Data excerpts

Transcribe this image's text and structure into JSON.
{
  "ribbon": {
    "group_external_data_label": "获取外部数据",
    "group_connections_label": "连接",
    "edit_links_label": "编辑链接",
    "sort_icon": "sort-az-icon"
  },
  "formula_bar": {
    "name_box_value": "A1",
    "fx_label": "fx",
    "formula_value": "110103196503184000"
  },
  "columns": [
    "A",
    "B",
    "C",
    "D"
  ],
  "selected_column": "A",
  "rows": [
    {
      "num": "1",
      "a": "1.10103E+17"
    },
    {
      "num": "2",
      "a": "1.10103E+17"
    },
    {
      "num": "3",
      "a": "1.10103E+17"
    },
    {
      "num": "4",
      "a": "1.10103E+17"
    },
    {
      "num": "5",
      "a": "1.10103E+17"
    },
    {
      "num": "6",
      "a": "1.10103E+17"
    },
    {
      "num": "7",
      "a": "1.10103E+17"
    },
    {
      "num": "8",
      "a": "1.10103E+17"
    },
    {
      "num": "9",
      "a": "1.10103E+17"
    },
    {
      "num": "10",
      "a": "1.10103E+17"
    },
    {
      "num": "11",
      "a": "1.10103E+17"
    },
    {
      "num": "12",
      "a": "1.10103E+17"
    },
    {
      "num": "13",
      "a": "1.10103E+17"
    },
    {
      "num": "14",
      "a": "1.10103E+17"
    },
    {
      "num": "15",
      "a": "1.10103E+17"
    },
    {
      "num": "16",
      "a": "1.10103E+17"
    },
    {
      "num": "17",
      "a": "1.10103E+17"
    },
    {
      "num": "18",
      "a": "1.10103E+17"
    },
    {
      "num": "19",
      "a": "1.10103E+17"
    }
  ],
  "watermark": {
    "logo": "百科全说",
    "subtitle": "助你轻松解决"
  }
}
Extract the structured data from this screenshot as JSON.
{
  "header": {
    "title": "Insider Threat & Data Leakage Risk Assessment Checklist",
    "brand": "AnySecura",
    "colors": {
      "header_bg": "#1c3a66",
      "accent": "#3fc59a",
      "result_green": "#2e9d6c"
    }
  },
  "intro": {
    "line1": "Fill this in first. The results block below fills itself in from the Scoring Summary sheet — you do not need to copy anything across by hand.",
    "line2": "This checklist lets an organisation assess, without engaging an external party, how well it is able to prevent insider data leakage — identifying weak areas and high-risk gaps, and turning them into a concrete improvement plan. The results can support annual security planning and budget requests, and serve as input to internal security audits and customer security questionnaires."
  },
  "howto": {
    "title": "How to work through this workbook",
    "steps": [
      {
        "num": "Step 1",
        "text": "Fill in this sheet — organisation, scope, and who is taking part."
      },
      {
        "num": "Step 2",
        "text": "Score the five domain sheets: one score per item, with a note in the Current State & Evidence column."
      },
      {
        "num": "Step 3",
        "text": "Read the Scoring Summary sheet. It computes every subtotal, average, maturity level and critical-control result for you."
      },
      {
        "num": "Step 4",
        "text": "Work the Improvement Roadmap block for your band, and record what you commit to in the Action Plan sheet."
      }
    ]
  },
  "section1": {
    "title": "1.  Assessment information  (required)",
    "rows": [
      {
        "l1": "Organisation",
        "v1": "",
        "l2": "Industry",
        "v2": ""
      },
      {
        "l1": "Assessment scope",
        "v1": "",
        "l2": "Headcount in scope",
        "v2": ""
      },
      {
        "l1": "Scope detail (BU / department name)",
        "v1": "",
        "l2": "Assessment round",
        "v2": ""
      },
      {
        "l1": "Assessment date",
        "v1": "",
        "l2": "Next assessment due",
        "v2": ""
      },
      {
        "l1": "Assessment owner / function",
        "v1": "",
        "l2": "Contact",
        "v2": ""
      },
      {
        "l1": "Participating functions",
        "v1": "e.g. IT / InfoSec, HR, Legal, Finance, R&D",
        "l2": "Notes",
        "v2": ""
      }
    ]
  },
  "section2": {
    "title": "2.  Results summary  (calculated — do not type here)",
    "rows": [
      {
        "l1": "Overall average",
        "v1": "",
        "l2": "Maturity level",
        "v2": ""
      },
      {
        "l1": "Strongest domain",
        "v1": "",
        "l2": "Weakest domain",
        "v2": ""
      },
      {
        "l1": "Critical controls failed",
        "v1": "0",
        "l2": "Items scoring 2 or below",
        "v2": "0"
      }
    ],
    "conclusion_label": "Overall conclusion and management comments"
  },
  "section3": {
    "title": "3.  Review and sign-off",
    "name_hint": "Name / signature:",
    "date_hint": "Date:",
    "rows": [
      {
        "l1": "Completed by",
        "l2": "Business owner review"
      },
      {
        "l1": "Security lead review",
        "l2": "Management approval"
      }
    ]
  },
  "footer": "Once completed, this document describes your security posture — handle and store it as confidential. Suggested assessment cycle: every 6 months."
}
--
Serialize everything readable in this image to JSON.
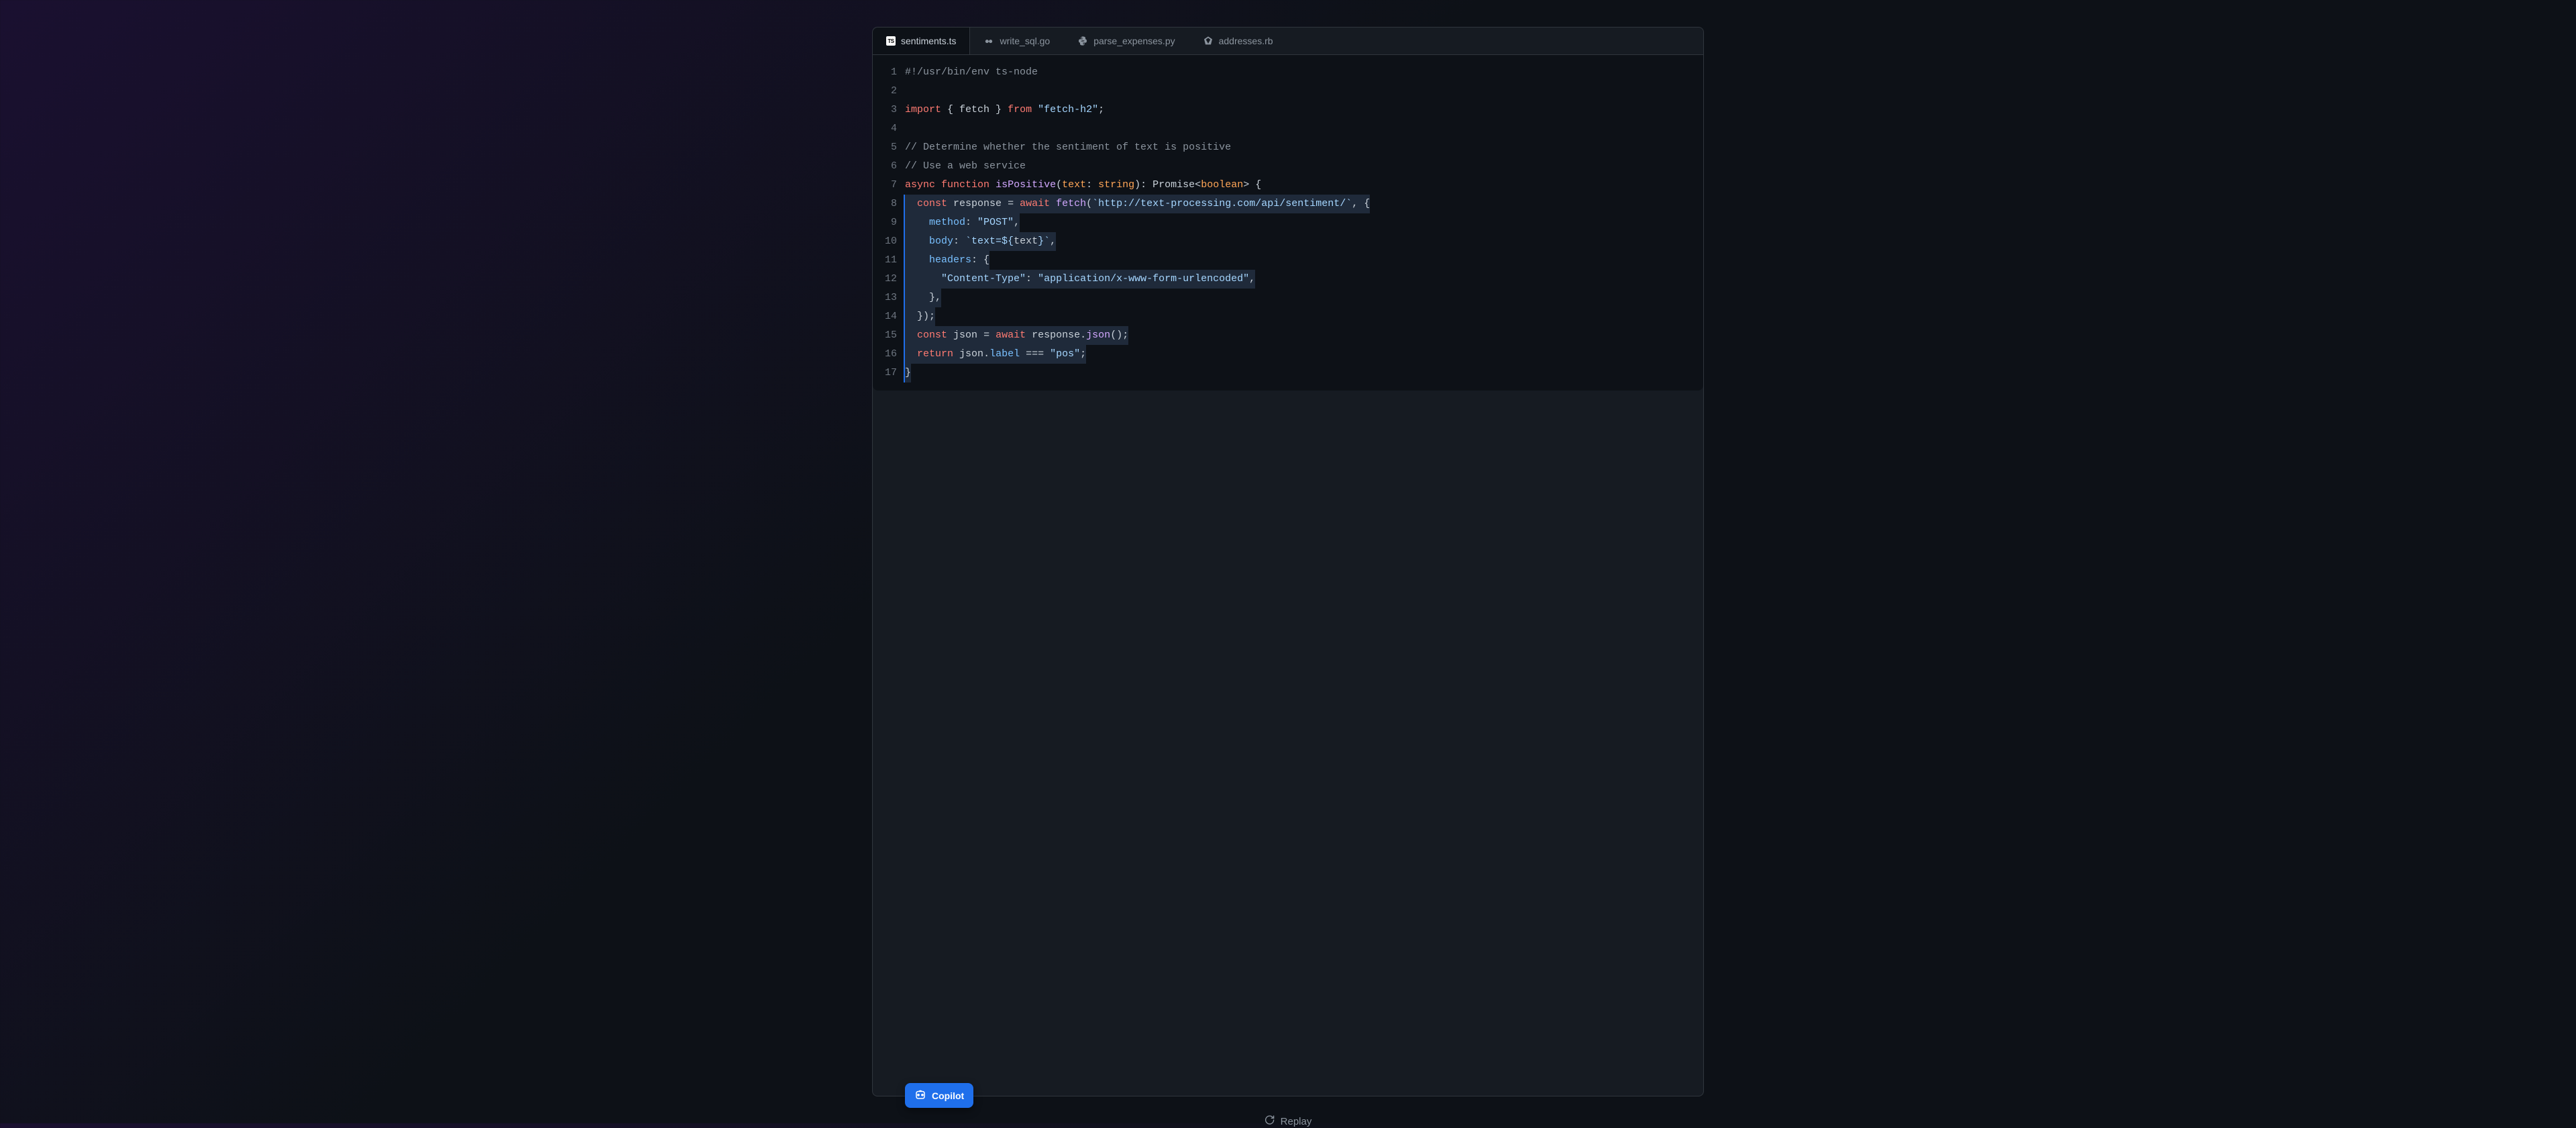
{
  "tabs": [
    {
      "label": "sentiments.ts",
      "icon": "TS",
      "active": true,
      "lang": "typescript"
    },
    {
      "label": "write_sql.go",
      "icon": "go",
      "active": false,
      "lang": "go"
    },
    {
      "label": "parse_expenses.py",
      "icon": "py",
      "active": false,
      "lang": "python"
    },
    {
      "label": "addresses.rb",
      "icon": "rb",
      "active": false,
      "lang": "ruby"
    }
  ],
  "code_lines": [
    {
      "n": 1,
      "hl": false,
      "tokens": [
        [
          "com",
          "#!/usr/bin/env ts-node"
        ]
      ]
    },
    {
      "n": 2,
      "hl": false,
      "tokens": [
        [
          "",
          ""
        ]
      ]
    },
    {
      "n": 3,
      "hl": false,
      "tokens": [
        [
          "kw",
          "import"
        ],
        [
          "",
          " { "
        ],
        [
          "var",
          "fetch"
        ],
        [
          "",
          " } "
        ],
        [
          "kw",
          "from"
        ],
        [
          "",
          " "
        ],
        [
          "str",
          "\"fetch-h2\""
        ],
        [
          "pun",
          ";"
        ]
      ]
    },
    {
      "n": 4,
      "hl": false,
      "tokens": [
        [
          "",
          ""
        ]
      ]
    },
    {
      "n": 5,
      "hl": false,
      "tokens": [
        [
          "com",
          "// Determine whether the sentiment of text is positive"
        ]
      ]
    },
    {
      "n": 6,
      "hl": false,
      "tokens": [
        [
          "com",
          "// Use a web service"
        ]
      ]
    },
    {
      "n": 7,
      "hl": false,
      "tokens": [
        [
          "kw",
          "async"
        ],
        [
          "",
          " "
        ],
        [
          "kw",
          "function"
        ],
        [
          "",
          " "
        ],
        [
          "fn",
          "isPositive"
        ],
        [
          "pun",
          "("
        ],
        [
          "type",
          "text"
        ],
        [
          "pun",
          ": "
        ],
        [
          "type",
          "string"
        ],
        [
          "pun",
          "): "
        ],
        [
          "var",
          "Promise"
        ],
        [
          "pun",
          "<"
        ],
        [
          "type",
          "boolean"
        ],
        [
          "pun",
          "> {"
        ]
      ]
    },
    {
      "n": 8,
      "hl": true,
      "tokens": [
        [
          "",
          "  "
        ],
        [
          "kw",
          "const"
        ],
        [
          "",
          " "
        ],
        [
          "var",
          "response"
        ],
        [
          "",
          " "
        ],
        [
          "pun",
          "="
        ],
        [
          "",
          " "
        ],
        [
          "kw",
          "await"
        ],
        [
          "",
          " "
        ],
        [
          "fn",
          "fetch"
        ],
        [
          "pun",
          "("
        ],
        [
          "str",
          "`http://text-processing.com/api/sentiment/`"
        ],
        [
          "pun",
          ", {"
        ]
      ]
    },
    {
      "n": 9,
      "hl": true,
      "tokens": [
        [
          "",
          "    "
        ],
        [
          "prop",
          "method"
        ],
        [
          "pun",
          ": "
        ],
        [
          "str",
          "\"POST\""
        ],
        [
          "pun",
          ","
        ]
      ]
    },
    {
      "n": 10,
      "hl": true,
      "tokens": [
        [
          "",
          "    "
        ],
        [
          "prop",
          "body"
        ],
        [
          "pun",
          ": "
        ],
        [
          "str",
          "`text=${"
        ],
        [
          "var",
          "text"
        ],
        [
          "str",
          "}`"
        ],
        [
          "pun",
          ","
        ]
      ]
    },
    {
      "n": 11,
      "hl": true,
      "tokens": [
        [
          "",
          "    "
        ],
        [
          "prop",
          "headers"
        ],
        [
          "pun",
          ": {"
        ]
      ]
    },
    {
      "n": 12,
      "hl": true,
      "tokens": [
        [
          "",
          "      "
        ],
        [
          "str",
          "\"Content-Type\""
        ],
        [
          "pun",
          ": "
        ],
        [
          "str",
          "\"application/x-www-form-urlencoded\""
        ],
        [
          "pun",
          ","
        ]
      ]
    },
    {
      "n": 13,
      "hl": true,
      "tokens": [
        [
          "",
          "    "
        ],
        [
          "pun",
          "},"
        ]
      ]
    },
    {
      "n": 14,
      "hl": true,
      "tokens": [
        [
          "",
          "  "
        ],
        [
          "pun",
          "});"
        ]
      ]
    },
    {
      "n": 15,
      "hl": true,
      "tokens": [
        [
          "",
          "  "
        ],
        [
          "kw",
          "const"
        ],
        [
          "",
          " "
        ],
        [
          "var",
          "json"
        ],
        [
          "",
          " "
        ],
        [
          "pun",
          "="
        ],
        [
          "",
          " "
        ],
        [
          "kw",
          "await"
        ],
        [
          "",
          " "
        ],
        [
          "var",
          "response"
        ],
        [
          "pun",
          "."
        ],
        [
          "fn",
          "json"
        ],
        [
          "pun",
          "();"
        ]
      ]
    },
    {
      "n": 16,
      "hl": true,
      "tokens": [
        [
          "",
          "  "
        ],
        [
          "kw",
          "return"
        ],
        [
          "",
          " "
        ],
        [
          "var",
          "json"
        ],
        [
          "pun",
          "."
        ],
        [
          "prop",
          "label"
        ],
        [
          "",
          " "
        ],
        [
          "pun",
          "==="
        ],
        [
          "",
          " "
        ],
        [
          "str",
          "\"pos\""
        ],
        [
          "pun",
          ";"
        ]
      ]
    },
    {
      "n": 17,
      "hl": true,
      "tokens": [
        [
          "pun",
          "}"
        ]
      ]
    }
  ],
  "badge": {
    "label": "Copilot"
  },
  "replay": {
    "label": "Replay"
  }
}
==
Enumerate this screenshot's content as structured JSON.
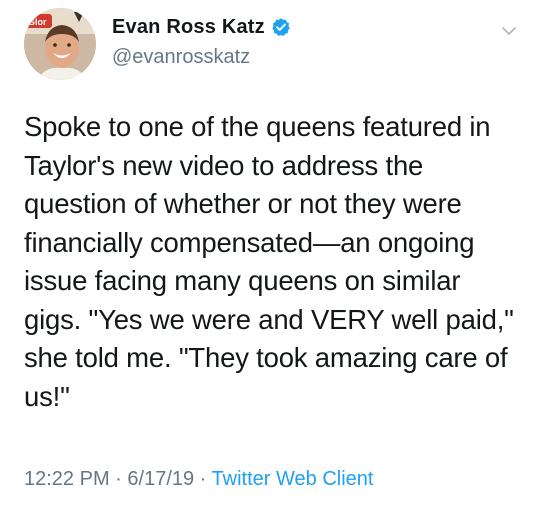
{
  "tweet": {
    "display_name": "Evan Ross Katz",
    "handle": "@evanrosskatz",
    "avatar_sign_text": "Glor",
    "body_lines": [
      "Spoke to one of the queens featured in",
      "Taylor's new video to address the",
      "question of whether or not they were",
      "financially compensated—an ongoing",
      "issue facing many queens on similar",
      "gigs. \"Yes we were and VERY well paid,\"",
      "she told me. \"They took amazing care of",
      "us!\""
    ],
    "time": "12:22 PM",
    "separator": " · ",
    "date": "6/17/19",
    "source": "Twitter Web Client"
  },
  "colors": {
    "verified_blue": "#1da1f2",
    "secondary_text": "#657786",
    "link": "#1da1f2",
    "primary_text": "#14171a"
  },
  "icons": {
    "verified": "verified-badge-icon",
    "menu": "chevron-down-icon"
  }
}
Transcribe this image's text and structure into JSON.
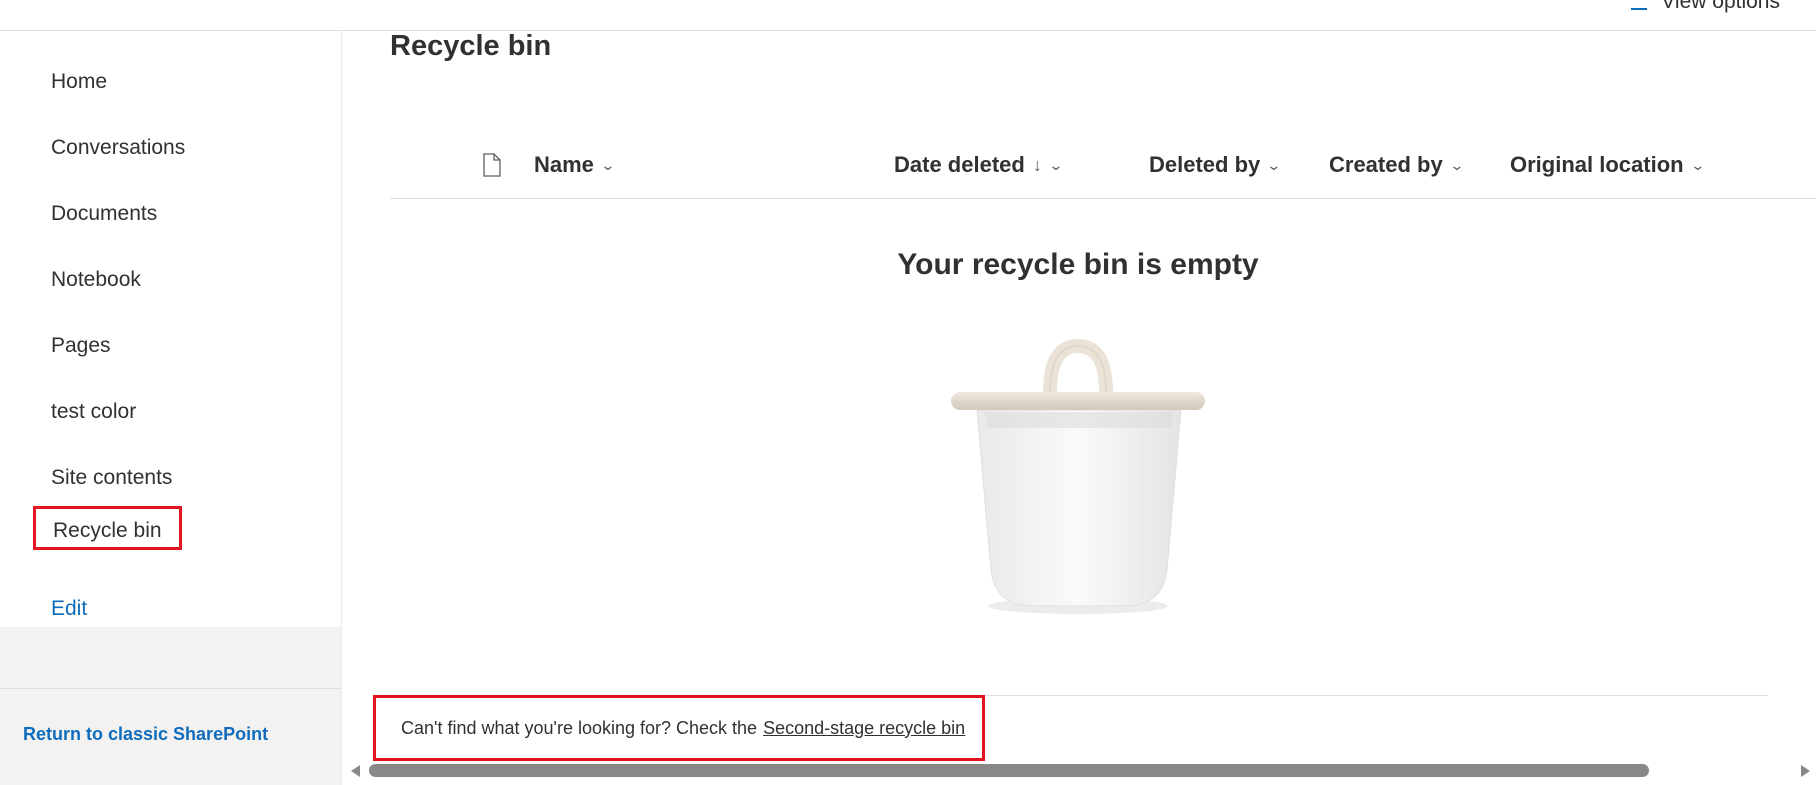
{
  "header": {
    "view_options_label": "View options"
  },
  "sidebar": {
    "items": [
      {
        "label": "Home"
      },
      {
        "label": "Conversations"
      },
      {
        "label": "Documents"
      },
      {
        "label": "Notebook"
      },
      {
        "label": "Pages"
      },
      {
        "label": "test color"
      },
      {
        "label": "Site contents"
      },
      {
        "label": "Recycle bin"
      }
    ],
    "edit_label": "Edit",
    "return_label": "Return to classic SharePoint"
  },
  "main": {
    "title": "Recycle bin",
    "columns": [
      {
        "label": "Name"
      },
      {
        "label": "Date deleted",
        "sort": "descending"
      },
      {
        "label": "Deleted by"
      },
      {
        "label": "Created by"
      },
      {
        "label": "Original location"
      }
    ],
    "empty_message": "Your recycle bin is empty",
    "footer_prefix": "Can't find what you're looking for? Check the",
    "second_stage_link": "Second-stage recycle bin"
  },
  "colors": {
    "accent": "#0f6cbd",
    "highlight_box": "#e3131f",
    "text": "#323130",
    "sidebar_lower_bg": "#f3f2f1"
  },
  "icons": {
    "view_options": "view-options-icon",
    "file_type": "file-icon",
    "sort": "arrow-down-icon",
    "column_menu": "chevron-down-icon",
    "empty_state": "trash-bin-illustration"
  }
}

Task brief
Copy out each line in the preceding records that contains "options".

Exercise solution
    "view_options_label": "View options"
    "view_options": "view-options-icon",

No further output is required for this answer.